Excerpt from a dataset >>
○ ○ ○ ○ ○ ○ ○
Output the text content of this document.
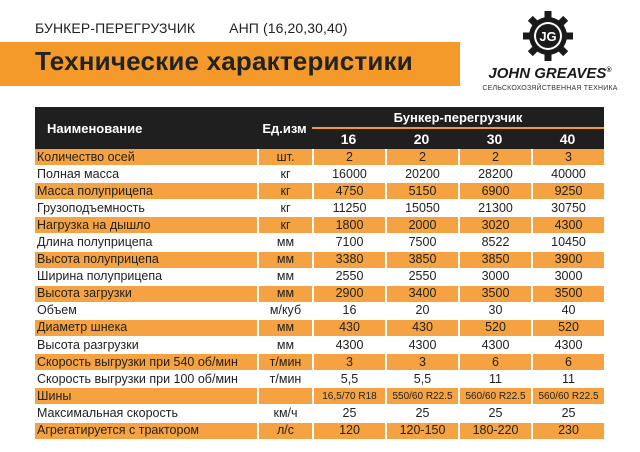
БУНКЕР-ПЕРЕГРУЗЧИК АНП (16,20,30,40)
Технические характеристики
JG
JOHN GREAVES®
СЕЛЬСКОХОЗЯЙСТВЕННАЯ ТЕХНИКА
Наименование	Ед.изм	Бункер-перегрузчик			
		16	20	30	40
Количество осей	шт.	2	2	2	3
Полная масса	кг	16000	20200	28200	40000
Масса полуприцепа	кг	4750	5150	6900	9250
Грузоподъемность	кг	11250	15050	21300	30750
Нагрузка на дышло	кг	1800	2000	3020	4300
Длина полуприцепа	мм	7100	7500	8522	10450
Высота полуприцепа	мм	3380	3850	3850	3900
Ширина полуприцепа	мм	2550	2550	3000	3000
Высота загрузки	мм	2900	3400	3500	3500
Объем	м/куб	16	20	30	40
Диаметр шнека	мм	430	430	520	520
Высота разгрузки	мм	4300	4300	4300	4300
Скорость выгрузки при 540 об/мин	т/мин	3	3	6	6
Скорость выгрузки при 100 об/мин	т/мин	5,5	5,5	11	11
Шины		16,5/70 R18	550/60 R22.5	560/60 R22.5	560/60 R22.5
Максимальная скорость	км/ч	25	25	25	25
Агрегатируется с трактором	л/с	120	120-150	180-220	230
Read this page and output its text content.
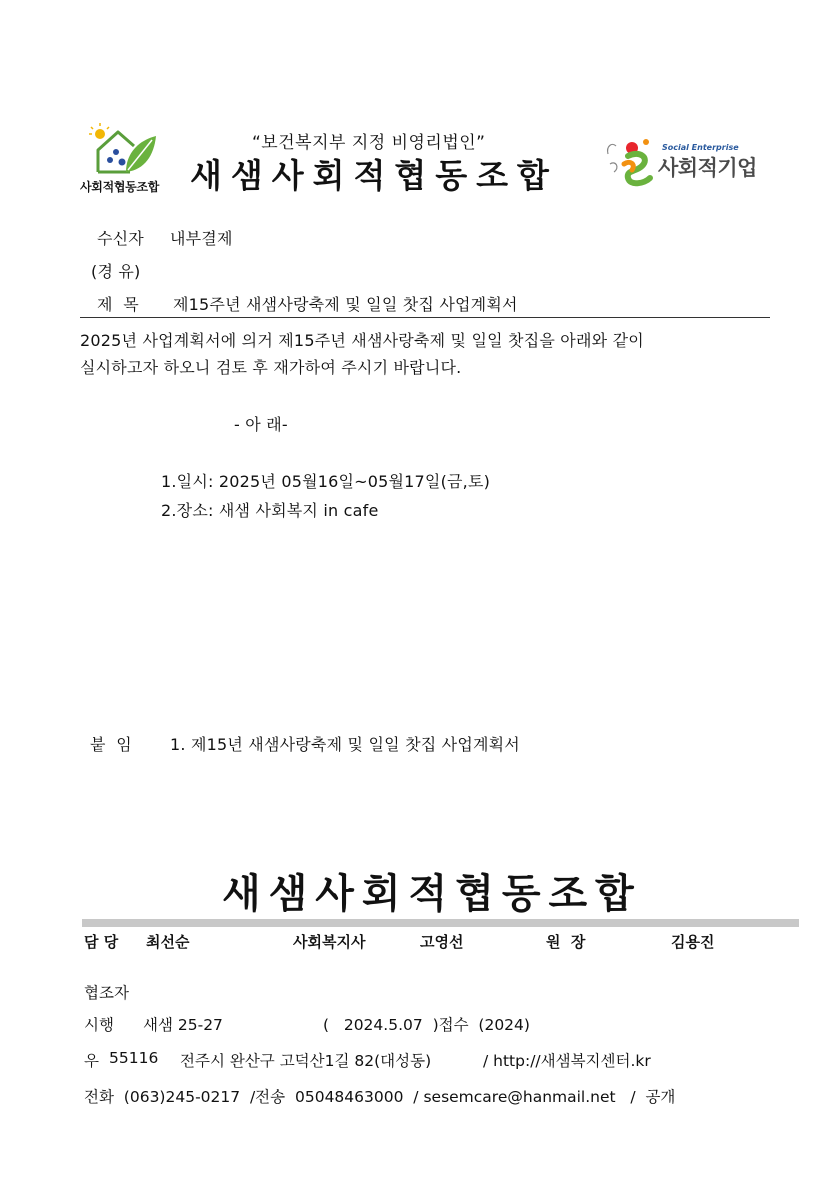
사회적협동조합
“보건복지부 지정 비영리법인”
새샘사회적협동조합
Social Enterprise
사회적기업
수신자 내부결제
(경 유)
제  목 제15주년 새샘사랑축제 및 일일 찻집 사업계획서
2025년 사업계획서에 의거 제15주년 새샘사랑축제 및 일일 찻집을 아래와 같이
실시하고자 하오니 검토 후 재가하여 주시기 바랍니다.
- 아 래-
1.일시: 2025년 05월16일~05월17일(금,토)
2.장소: 새샘 사회복지 in cafe
붙  임 1. 제15년 새샘사랑축제 및 일일 찻집 사업계획서
새샘사회적협동조합
담 당 최선순	사회복지사	고영선	원  장	김용진
협조자
시행 새샘 25-27	(   2024.5.07  )접수  (2024)
우 55116 전주시 완산구 고덕산1길 82(대성동)	/ http://새샘복지센터.kr
전화  (063)245-0217  /전송  05048463000  / sesemcare@hanmail.net   /  공개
○ ○ ○ ○ ○ ○ ○
WRITTEN REQUEST >> Copy nothing outside the span: please output the lines from the one with "Read this page and output its text content." through the end of the entries above, and skip the pictures.

THE OUTPUT >>
Read this page and output its text content.
사회적협동조합
“보건복지부 지정 비영리법인”
새샘사회적협동조합
Social Enterprise
사회적기업
수신자 내부결제
(경 유)
제  목 제15주년 새샘사랑축제 및 일일 찻집 사업계획서
2025년 사업계획서에 의거 제15주년 새샘사랑축제 및 일일 찻집을 아래와 같이
실시하고자 하오니 검토 후 재가하여 주시기 바랍니다.
- 아 래-
1.일시: 2025년 05월16일~05월17일(금,토)
2.장소: 새샘 사회복지 in cafe
붙  임 1. 제15년 새샘사랑축제 및 일일 찻집 사업계획서
새샘사회적협동조합
담 당 최선순	사회복지사	고영선	원  장	김용진
협조자
시행 새샘 25-27	(   2024.5.07  )접수  (2024)
우 55116 전주시 완산구 고덕산1길 82(대성동)	/ http://새샘복지센터.kr
전화  (063)245-0217  /전송  05048463000  / sesemcare@hanmail.net   /  공개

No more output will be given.